## start INFORMATION GIVEN
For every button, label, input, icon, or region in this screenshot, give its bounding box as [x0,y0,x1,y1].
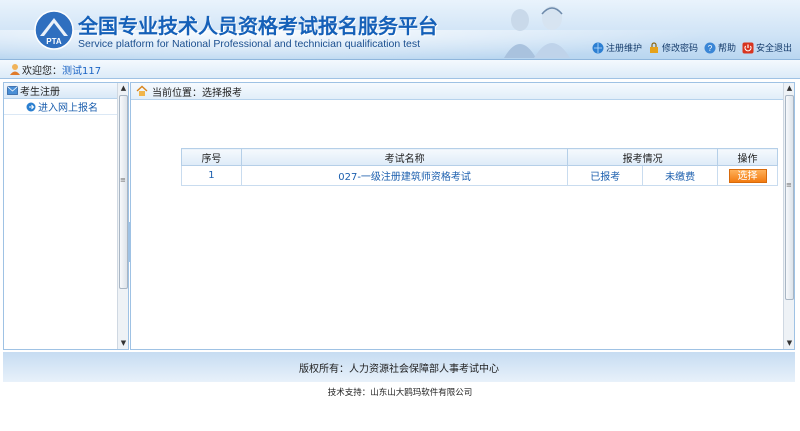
scroll-down-arrow[interactable]: ▼ [118,338,129,349]
footer-copyright-bar: 版权所有：人力资源社会保障部人事考试中心 [3,352,795,382]
power-icon [742,42,754,53]
select-button[interactable]: 选择 [728,168,767,183]
cell-status: 已报考 未缴费 [567,165,719,186]
col-header-action: 操作 [717,148,778,166]
breadcrumb-text: 当前位置：选择报考 [152,87,242,99]
breadcrumb: 当前位置：选择报考 [131,83,794,100]
logo-text: PTA [46,37,62,46]
change-password-label: 修改密码 [661,44,698,54]
exam-table: 序号 考试名称 报考情况 操作 1 027-一级注册建筑师资格考试 已报考 未缴… [181,148,778,186]
help-icon: ? [704,42,716,53]
top-links: 注册维护 修改密码 ? 帮助 安全退出 [592,41,792,54]
col-header-status: 报考情况 [567,148,719,166]
status-payment: 未缴费 [665,172,696,183]
cell-action: 选择 [717,165,778,186]
scroll-grip-icon: ≡ [120,176,126,184]
envelope-icon [7,86,18,95]
arrow-right-icon [26,102,36,112]
help-label: 帮助 [717,44,736,54]
user-icon [10,64,20,75]
sidebar-scrollbar[interactable]: ▲ ≡ ▼ [117,83,128,349]
main-panel: 当前位置：选择报考 序号 考试名称 报考情况 操作 1 027-一级注册建筑师资… [130,82,795,350]
tech-support-text: 技术支持：山东山大鸥玛软件有限公司 [327,388,473,398]
logout-label: 安全退出 [755,44,792,54]
sidebar-item-online-registration[interactable]: 进入网上报名 [4,99,128,115]
username: 测试117 [62,65,102,77]
sidebar-section-header[interactable]: 考生注册 [4,83,128,99]
main-scroll-grip-icon: ≡ [786,181,792,189]
lock-icon [649,41,658,53]
home-icon [136,85,148,96]
sidebar-item-label: 进入网上报名 [38,103,98,114]
site-title: 全国专业技术人员资格考试报名服务平台 [78,14,438,38]
help-link[interactable]: ? 帮助 [704,41,736,54]
site-subtitle: Service platform for National Profession… [78,38,421,50]
register-maintain-link[interactable]: 注册维护 [592,41,642,54]
sidebar-section-label: 考生注册 [20,87,60,98]
cell-index: 1 [181,165,242,186]
main-scroll-down-arrow[interactable]: ▼ [784,338,795,349]
status-registered: 已报考 [568,166,644,185]
main-scrollbar[interactable]: ▲ ≡ ▼ [783,83,794,349]
globe-icon [592,42,604,53]
cell-exam-name: 027-一级注册建筑师资格考试 [240,165,569,186]
operator-illustration [504,6,570,58]
header-banner: PTA 全国专业技术人员资格考试报名服务平台 Service platform … [0,0,800,60]
sidebar: 考生注册 进入网上报名 ▲ ≡ ▼ [3,82,129,350]
svg-text:?: ? [708,44,713,53]
copyright-text: 版权所有：人力资源社会保障部人事考试中心 [299,363,499,375]
logout-link[interactable]: 安全退出 [742,41,792,54]
scroll-thumb[interactable] [119,95,128,289]
welcome-bar: 欢迎您： 测试117 [0,60,800,79]
table-header-row: 序号 考试名称 报考情况 操作 [181,148,778,166]
change-password-link[interactable]: 修改密码 [648,41,698,54]
main-scroll-thumb[interactable] [785,95,794,300]
register-maintain-label: 注册维护 [605,44,642,54]
scroll-up-arrow[interactable]: ▲ [118,83,129,94]
col-header-exam-name: 考试名称 [240,148,569,166]
welcome-label: 欢迎您： [22,65,62,77]
pta-logo: PTA [34,10,74,50]
table-row: 1 027-一级注册建筑师资格考试 已报考 未缴费 选择 [181,165,778,186]
main-scroll-up-arrow[interactable]: ▲ [784,83,795,94]
col-header-index: 序号 [181,148,242,166]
## end INFORMATION GIVEN
Output every line of the records above verbatim, leaving out the pictures.

For every button, label, input, icon, or region in this screenshot, give its bounding box as [x0,y0,x1,y1].
scroll-down-arrow[interactable]: ▼ [118,338,129,349]
footer-copyright-bar: 版权所有：人力资源社会保障部人事考试中心 [3,352,795,382]
power-icon [742,42,754,53]
select-button[interactable]: 选择 [728,168,767,183]
cell-status: 已报考 未缴费 [567,165,719,186]
col-header-action: 操作 [717,148,778,166]
breadcrumb-text: 当前位置：选择报考 [152,87,242,99]
breadcrumb: 当前位置：选择报考 [131,83,794,100]
logo-text: PTA [46,37,62,46]
change-password-label: 修改密码 [661,44,698,54]
exam-table: 序号 考试名称 报考情况 操作 1 027-一级注册建筑师资格考试 已报考 未缴… [181,148,778,186]
help-icon: ? [704,42,716,53]
top-links: 注册维护 修改密码 ? 帮助 安全退出 [592,41,792,54]
col-header-status: 报考情况 [567,148,719,166]
status-payment: 未缴费 [665,172,696,183]
cell-action: 选择 [717,165,778,186]
scroll-grip-icon: ≡ [120,176,126,184]
envelope-icon [7,86,18,95]
arrow-right-icon [26,102,36,112]
help-label: 帮助 [717,44,736,54]
user-icon [10,64,20,75]
sidebar-scrollbar[interactable]: ▲ ≡ ▼ [117,83,128,349]
main-panel: 当前位置：选择报考 序号 考试名称 报考情况 操作 1 027-一级注册建筑师资… [130,82,795,350]
tech-support-text: 技术支持：山东山大鸥玛软件有限公司 [327,388,473,398]
logout-label: 安全退出 [755,44,792,54]
sidebar-item-online-registration[interactable]: 进入网上报名 [4,99,128,115]
username: 测试117 [62,65,102,77]
sidebar-section-header[interactable]: 考生注册 [4,83,128,99]
main-scroll-grip-icon: ≡ [786,181,792,189]
lock-icon [649,41,658,53]
home-icon [136,85,148,96]
sidebar-item-label: 进入网上报名 [38,103,98,114]
site-title: 全国专业技术人员资格考试报名服务平台 [78,14,438,38]
help-link[interactable]: ? 帮助 [704,41,736,54]
site-subtitle: Service platform for National Profession… [78,38,421,50]
register-maintain-link[interactable]: 注册维护 [592,41,642,54]
sidebar-section-label: 考生注册 [20,87,60,98]
cell-index: 1 [181,165,242,186]
main-scroll-down-arrow[interactable]: ▼ [784,338,795,349]
status-registered: 已报考 [568,166,644,185]
main-scrollbar[interactable]: ▲ ≡ ▼ [783,83,794,349]
globe-icon [592,42,604,53]
cell-exam-name: 027-一级注册建筑师资格考试 [240,165,569,186]
operator-illustration [504,6,570,58]
header-banner: PTA 全国专业技术人员资格考试报名服务平台 Service platform … [0,0,800,60]
sidebar: 考生注册 进入网上报名 ▲ ≡ ▼ [3,82,129,350]
svg-text:?: ? [708,44,713,53]
copyright-text: 版权所有：人力资源社会保障部人事考试中心 [299,363,499,375]
logout-link[interactable]: 安全退出 [742,41,792,54]
scroll-thumb[interactable] [119,95,128,289]
welcome-bar: 欢迎您： 测试117 [0,60,800,79]
table-header-row: 序号 考试名称 报考情况 操作 [181,148,778,166]
change-password-link[interactable]: 修改密码 [648,41,698,54]
main-scroll-thumb[interactable] [785,95,794,300]
register-maintain-label: 注册维护 [605,44,642,54]
scroll-up-arrow[interactable]: ▲ [118,83,129,94]
col-header-exam-name: 考试名称 [240,148,569,166]
welcome-label: 欢迎您： [22,65,62,77]
pta-logo: PTA [34,10,74,50]
table-row: 1 027-一级注册建筑师资格考试 已报考 未缴费 选择 [181,165,778,186]
main-scroll-up-arrow[interactable]: ▲ [784,83,795,94]
col-header-index: 序号 [181,148,242,166]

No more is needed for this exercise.